+++ Material +++

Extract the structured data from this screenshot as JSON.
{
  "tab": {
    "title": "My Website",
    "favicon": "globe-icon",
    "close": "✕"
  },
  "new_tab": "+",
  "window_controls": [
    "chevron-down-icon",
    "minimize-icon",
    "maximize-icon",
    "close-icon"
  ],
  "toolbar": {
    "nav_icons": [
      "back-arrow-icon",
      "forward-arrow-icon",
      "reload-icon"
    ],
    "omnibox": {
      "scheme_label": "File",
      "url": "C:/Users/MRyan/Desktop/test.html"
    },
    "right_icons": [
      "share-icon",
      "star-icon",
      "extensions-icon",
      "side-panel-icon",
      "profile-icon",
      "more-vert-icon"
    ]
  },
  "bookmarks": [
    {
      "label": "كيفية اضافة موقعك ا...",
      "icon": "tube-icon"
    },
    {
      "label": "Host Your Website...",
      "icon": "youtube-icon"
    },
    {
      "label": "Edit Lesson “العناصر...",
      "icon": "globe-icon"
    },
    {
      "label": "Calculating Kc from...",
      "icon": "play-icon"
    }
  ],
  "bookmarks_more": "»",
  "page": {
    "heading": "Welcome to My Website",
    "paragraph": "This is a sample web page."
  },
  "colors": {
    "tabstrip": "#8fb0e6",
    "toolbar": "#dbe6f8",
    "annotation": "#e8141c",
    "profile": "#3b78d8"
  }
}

+++

### What you will do:
Reproduce every entry shown above, precisely as it stands.

### Result below:
Extract the structured data from this screenshot as JSON.
{
  "tab": {
    "title": "My Website",
    "favicon": "globe-icon",
    "close": "✕"
  },
  "new_tab": "+",
  "window_controls": [
    "chevron-down-icon",
    "minimize-icon",
    "maximize-icon",
    "close-icon"
  ],
  "toolbar": {
    "nav_icons": [
      "back-arrow-icon",
      "forward-arrow-icon",
      "reload-icon"
    ],
    "omnibox": {
      "scheme_label": "File",
      "url": "C:/Users/MRyan/Desktop/test.html"
    },
    "right_icons": [
      "share-icon",
      "star-icon",
      "extensions-icon",
      "side-panel-icon",
      "profile-icon",
      "more-vert-icon"
    ]
  },
  "bookmarks": [
    {
      "label": "كيفية اضافة موقعك ا...",
      "icon": "tube-icon"
    },
    {
      "label": "Host Your Website...",
      "icon": "youtube-icon"
    },
    {
      "label": "Edit Lesson “العناصر...",
      "icon": "globe-icon"
    },
    {
      "label": "Calculating Kc from...",
      "icon": "play-icon"
    }
  ],
  "bookmarks_more": "»",
  "page": {
    "heading": "Welcome to My Website",
    "paragraph": "This is a sample web page."
  },
  "colors": {
    "tabstrip": "#8fb0e6",
    "toolbar": "#dbe6f8",
    "annotation": "#e8141c",
    "profile": "#3b78d8"
  }
}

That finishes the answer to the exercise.